- [Directions]:
Search the data for the string "金属冶炼建设项目和用于生产" and gather each line it is in.

[Extracted data entries]
<<<<

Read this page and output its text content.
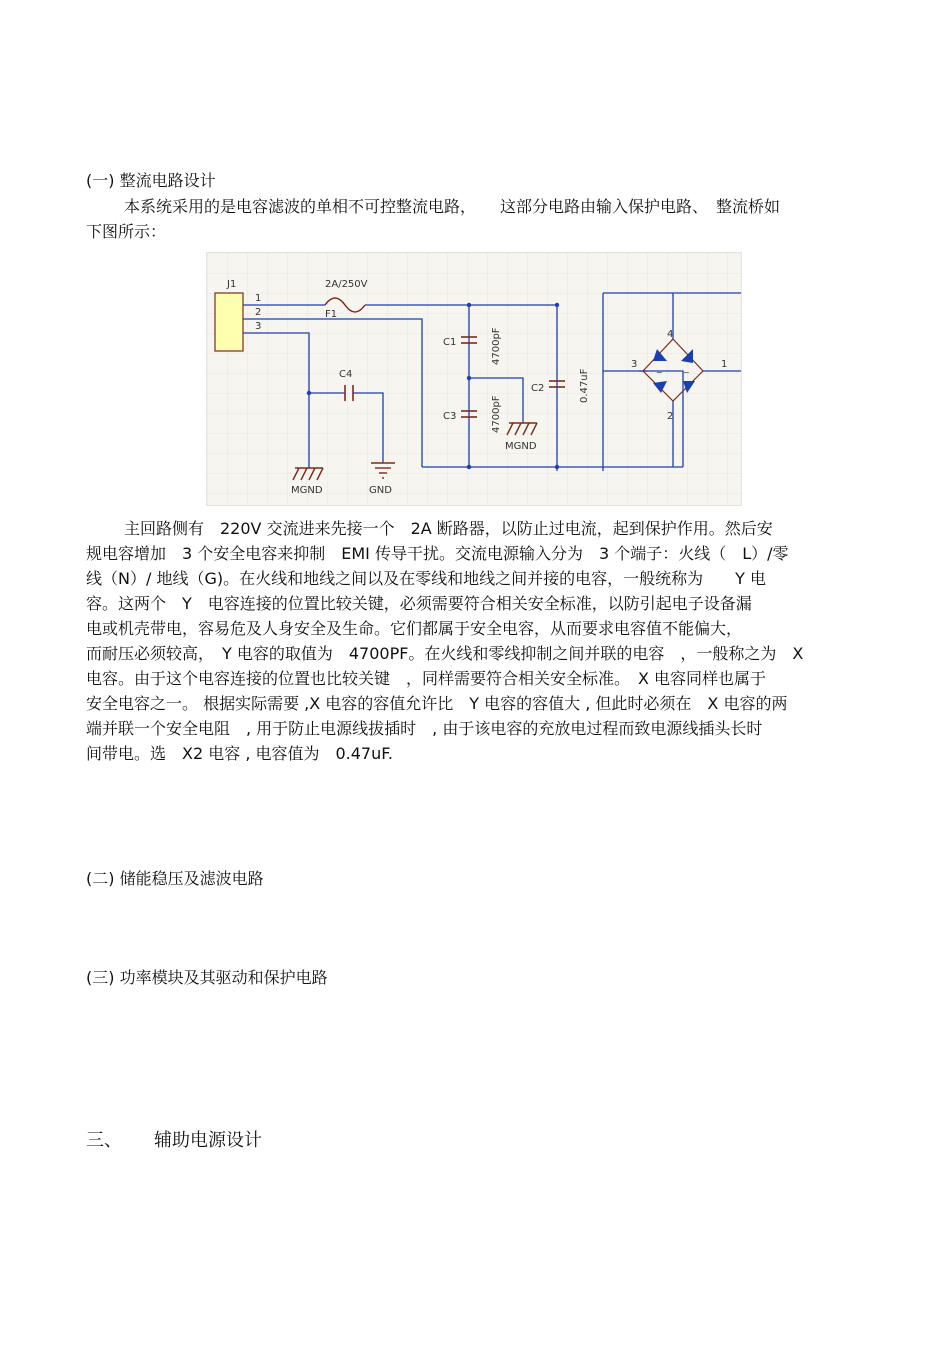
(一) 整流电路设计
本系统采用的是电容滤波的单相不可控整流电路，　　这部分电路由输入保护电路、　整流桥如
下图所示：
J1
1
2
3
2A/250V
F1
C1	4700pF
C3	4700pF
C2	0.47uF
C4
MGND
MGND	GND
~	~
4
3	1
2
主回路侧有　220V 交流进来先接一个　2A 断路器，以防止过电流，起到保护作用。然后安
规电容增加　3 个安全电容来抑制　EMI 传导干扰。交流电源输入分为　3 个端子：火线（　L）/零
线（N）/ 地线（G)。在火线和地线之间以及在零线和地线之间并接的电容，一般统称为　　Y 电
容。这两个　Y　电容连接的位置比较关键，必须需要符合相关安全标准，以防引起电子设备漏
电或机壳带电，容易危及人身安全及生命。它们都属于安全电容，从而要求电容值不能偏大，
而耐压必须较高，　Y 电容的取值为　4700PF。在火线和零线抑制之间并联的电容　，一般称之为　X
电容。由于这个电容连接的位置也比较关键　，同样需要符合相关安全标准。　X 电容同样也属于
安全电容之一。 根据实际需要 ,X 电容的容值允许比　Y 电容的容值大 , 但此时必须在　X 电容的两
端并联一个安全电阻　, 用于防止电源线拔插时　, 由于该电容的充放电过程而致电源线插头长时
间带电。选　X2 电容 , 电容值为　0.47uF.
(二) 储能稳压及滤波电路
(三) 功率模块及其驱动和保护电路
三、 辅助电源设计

>>>>
<<<<

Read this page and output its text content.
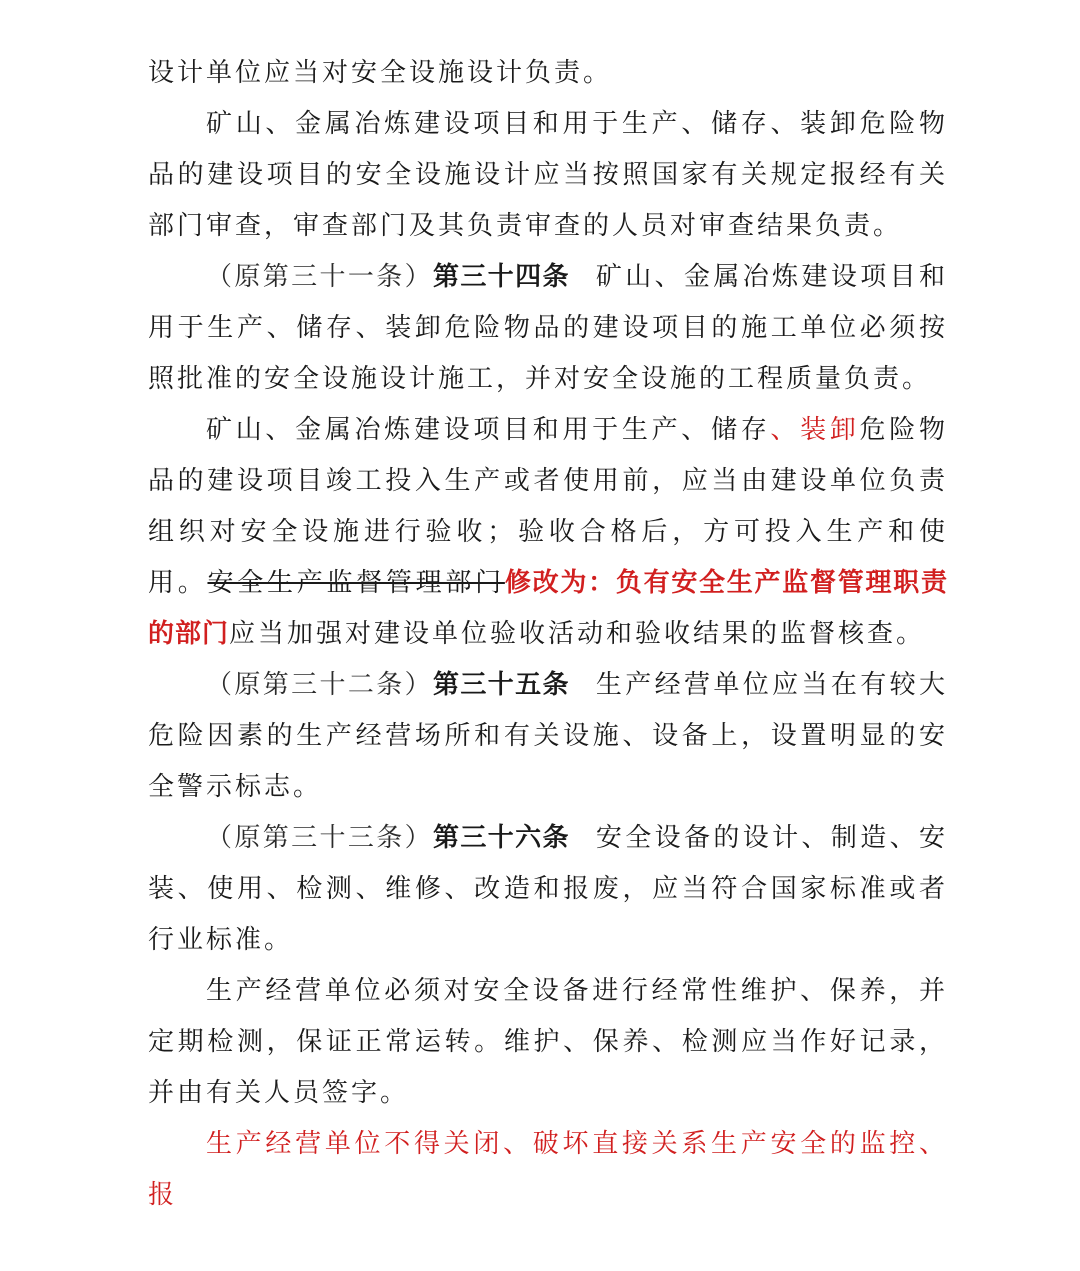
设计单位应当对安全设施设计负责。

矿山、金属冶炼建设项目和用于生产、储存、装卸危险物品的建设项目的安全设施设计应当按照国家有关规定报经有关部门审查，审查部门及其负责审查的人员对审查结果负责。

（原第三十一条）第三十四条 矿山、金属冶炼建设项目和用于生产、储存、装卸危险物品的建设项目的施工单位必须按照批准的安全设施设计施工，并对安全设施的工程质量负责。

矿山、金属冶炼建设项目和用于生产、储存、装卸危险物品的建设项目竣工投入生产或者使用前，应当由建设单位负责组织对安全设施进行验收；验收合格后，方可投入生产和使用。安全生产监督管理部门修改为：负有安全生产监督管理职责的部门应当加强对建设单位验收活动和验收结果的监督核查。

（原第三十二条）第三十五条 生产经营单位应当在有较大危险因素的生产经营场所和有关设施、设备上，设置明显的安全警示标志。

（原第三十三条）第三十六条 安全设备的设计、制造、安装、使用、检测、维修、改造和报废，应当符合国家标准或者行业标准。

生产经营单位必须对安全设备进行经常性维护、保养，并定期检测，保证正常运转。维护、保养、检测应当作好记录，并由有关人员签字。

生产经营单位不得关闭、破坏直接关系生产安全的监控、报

>>>>

- [Written answer]:
矿山、金属冶炼建设项目和用于生产、储存、装卸危险物品的建设项目的安全设施设计应当按照国家有关规定报经有关部门审查，审查部门及其负责审查的人员对审查结果负责。
（原第三十一条）第三十四条 矿山、金属冶炼建设项目和用于生产、储存、装卸危险物品的建设项目的施工单位必须按照批准的安全设施设计施工，并对安全设施的工程质量负责。
矿山、金属冶炼建设项目和用于生产、储存、装卸危险物品的建设项目竣工投入生产或者使用前，应当由建设单位负责组织对安全设施进行验收；验收合格后，方可投入生产和使用。安全生产监督管理部门修改为：负有安全生产监督管理职责的部门应当加强对建设单位验收活动和验收结果的监督核查。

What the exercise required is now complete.